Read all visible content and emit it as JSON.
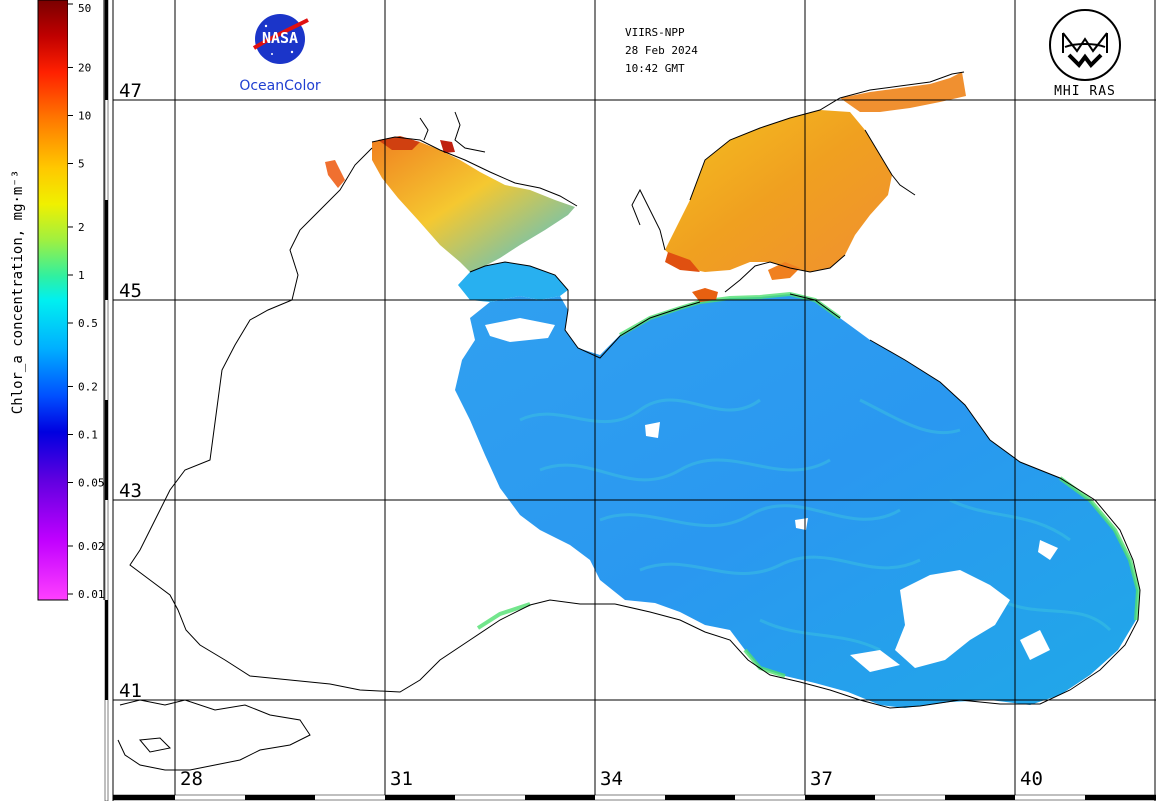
{
  "header": {
    "sensor": "VIIRS-NPP",
    "date": "28 Feb 2024",
    "time": "10:42 GMT"
  },
  "logos": {
    "nasa_text": "NASA",
    "nasa_caption": "OceanColor",
    "mhi_caption": "MHI RAS"
  },
  "colorbar": {
    "title": "Chlor_a concentration, mg·m⁻³",
    "tick_labels": [
      "50",
      "20",
      "10",
      "5",
      "2",
      "1",
      "0.5",
      "0.2",
      "0.1",
      "0.05",
      "0.02",
      "0.01"
    ],
    "scale": "log",
    "range": [
      0.01,
      50
    ]
  },
  "map": {
    "latitude_labels": [
      "47",
      "45",
      "43",
      "41"
    ],
    "longitude_labels": [
      "28",
      "31",
      "34",
      "37",
      "40"
    ],
    "grid": true,
    "land_color": "#ffffff",
    "coast_color": "#000000"
  }
}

■ Your objective ■
From the listing above, print every entry precisely and drop the pictures.

■ Complete answer ■
Read all visible content and emit it as JSON.
{
  "header": {
    "sensor": "VIIRS-NPP",
    "date": "28 Feb 2024",
    "time": "10:42 GMT"
  },
  "logos": {
    "nasa_text": "NASA",
    "nasa_caption": "OceanColor",
    "mhi_caption": "MHI RAS"
  },
  "colorbar": {
    "title": "Chlor_a concentration, mg·m⁻³",
    "tick_labels": [
      "50",
      "20",
      "10",
      "5",
      "2",
      "1",
      "0.5",
      "0.2",
      "0.1",
      "0.05",
      "0.02",
      "0.01"
    ],
    "scale": "log",
    "range": [
      0.01,
      50
    ]
  },
  "map": {
    "latitude_labels": [
      "47",
      "45",
      "43",
      "41"
    ],
    "longitude_labels": [
      "28",
      "31",
      "34",
      "37",
      "40"
    ],
    "grid": true,
    "land_color": "#ffffff",
    "coast_color": "#000000"
  }
}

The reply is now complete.